Job - Give only the number of lines in the records below that contain the word "Learn".

Records -
┄┄┄┄┄┄
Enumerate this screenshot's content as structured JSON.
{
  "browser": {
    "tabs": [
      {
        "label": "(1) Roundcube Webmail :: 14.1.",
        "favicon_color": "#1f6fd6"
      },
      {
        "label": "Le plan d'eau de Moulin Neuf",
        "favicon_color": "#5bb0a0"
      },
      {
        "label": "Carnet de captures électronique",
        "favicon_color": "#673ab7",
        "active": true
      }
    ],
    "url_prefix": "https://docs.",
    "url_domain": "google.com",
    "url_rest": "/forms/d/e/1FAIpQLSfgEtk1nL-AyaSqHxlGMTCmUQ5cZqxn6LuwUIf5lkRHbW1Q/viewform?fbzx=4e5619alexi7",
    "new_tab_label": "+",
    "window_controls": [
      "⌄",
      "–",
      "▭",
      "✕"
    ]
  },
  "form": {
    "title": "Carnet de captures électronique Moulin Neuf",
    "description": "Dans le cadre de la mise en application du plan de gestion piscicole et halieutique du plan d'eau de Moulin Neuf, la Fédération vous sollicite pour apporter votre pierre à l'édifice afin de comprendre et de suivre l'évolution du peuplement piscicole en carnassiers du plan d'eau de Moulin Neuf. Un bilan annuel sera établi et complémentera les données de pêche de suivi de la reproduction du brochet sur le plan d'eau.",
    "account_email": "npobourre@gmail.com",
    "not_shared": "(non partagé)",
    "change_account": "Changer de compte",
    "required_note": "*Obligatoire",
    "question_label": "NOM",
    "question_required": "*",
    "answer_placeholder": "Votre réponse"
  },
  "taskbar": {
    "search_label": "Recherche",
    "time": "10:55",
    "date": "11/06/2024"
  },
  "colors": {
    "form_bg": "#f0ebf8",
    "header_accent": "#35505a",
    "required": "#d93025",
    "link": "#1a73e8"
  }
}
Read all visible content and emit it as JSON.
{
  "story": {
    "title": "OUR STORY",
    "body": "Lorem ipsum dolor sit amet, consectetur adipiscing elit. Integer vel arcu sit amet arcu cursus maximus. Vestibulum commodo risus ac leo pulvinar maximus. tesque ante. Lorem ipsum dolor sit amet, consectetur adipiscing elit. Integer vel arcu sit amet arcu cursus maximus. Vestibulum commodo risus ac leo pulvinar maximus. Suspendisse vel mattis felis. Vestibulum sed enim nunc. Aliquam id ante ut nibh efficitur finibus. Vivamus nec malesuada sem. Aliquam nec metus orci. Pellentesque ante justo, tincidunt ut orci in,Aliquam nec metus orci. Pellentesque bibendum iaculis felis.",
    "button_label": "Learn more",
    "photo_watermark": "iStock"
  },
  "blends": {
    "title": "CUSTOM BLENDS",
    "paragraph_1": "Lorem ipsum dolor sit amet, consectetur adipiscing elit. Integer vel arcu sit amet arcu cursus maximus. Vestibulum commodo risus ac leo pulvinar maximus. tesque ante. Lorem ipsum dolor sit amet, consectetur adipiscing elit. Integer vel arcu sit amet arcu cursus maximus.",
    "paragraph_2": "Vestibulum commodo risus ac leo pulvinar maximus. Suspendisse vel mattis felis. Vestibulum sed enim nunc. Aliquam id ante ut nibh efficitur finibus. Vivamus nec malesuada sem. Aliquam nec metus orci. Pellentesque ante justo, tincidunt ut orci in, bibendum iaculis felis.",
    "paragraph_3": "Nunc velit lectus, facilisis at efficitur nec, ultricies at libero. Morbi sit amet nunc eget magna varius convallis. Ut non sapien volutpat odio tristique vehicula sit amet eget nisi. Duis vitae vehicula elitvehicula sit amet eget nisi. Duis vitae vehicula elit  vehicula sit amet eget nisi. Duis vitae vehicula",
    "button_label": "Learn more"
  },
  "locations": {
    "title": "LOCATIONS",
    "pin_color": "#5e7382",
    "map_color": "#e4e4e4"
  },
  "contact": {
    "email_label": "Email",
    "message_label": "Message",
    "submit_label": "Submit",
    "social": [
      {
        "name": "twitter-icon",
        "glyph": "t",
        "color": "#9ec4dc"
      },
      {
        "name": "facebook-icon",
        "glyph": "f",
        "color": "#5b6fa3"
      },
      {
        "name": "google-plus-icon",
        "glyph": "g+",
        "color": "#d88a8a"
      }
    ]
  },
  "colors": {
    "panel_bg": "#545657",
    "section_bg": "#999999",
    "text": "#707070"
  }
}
┄┄┄┄┄┄
Correct answer - 2